▶ _Passage shown_:
Segment Open
Thursday, September 24, 2020

Minis: Tyler Cohen

Tyler Cohen's comics vary between her surreal, feminist characters in Primazon and her intensely personal observations in Mamapants. There's a powerful tension in her comics that veers between the radical and the traditional, as she approaches all aspects of motherhood, political action, and artistic expression through a lens that defies any kind of conventional definitions. Her short mini, Shelter In Place, is a diary of the first three months of quarantine in her San Francisco home. The drawings range from expressive, spontaneous scribbles to more carefully rendered and colored art. 


Cohen's self-caricature is a delight. The way she draws herself with a square head, huge square glasses, and a big nose is funny and distinctive, reflecting once again a level of self-deprecatory comfort that at the same time eschews societal norms. All of Cohen's art, in fact, tends to wave a big middle finger to so-called conventional behavior, especially with regard to hierarchical divisions. Cohen is also funny; there's a strip with her kid twenty years from now where they're sitting in a rowboat (because of the rising tides from global warming, no doubt), reminiscing about the first pandemic in 2020. It's funny, but it's also part of a group of strips that refer to the contentious but loving relationship Cohen has with her kid, who is currently in full teenage defiance mode.
Segment Closed
▶ _Activity A_: In the review of Tyler Cohen's comics, change "quarantine" to "lockdown" and give the part from "Tyler Cohen's comics" to "and colored art." again.
▶ _Activity B_: Based on the review of Tyler Cohen's comics, decide whether each statement agrees with the text: (i) Shelter In Place covers the first three months of quarantine. (ii) Cohen draws herself with a round head. (iii) The rowboat strip is set ten years from now.
▶ _Activity C_: Resume the review of Tyler Cohen's comics after its final sentence.

Document structure recognition data:
Segment Open
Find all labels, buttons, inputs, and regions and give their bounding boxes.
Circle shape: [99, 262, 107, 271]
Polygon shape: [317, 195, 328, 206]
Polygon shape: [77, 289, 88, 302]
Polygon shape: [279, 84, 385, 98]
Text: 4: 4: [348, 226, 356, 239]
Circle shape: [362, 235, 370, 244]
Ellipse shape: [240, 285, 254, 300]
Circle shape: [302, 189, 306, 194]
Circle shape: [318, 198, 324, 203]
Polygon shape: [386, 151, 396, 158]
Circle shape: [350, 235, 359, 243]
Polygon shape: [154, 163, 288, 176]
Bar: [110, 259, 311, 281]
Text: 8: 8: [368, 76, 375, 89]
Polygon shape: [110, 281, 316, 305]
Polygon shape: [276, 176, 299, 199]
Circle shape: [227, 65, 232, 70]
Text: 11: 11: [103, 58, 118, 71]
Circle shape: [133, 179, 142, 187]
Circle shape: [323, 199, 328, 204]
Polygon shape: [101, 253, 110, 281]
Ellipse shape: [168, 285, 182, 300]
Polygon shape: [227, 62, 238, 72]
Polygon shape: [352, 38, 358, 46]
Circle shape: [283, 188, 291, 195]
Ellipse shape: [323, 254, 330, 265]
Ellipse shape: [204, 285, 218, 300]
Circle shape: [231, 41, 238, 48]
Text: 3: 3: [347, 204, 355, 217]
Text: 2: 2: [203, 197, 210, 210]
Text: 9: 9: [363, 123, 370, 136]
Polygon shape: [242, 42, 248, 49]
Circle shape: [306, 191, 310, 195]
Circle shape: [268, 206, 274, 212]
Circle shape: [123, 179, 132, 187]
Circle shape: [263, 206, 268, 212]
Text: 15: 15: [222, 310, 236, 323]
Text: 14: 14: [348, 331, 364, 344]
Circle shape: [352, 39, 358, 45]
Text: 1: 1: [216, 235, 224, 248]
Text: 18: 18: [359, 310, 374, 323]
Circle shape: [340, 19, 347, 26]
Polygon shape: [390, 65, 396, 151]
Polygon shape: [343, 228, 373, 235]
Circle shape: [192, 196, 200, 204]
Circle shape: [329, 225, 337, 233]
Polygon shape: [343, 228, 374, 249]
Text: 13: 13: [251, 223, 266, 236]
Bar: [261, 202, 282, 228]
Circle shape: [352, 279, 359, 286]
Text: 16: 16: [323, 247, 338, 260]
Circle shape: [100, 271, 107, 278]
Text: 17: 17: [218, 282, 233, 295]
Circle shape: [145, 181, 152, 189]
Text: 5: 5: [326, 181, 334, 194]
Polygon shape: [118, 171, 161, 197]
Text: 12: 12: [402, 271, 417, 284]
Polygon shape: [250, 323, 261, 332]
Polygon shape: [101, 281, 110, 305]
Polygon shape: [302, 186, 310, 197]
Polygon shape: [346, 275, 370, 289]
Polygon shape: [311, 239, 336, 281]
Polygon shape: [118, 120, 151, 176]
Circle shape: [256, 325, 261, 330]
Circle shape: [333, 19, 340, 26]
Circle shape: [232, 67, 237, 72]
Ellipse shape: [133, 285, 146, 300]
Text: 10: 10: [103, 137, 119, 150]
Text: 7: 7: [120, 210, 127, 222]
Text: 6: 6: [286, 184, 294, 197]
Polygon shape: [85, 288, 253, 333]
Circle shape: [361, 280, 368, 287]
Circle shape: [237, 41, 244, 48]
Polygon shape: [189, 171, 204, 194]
Segment Closed
▶ _Written response A_:
Tyler Cohen's comics vary between her surreal, feminist characters in Primazon and her intensely personal observations in Mamapants. There's a powerful tension in her comics that veers between the radical and the traditional, as she approaches all aspects of motherhood, political action, and artistic expression through a lens that defies any kind of conventional definitions. Her short mini, Shelter In Place, is a diary of the first three months of lockdown in her San Francisco home. The drawings range from expressive, spontaneous scribbles to more carefully rendered and colored art.

▶ _Written response B_:
(i) Yes: "is a diary of the first three months of quarantine in her San Francisco home."
(ii) No: "she draws herself with a square head, huge square glasses, and a big nose."
(iii) No: "a strip with her kid twenty years from now."

▶ _Written response C_:
At the same time, there is enormous sympathy for them, considering that this is an age where separation and independence should be happening, and instead there are millions of kids stuck at home. Cohen's observations about the odd quarantine custom at the farmer's market, drawings of herself when she was 18 and 20 (based on internet memes), and a lamentation with her partner that it's hard to have sex in a small apartment when their kid is awake at all hours all reflect her sharp comedic sensibility and understanding of how best to express these details.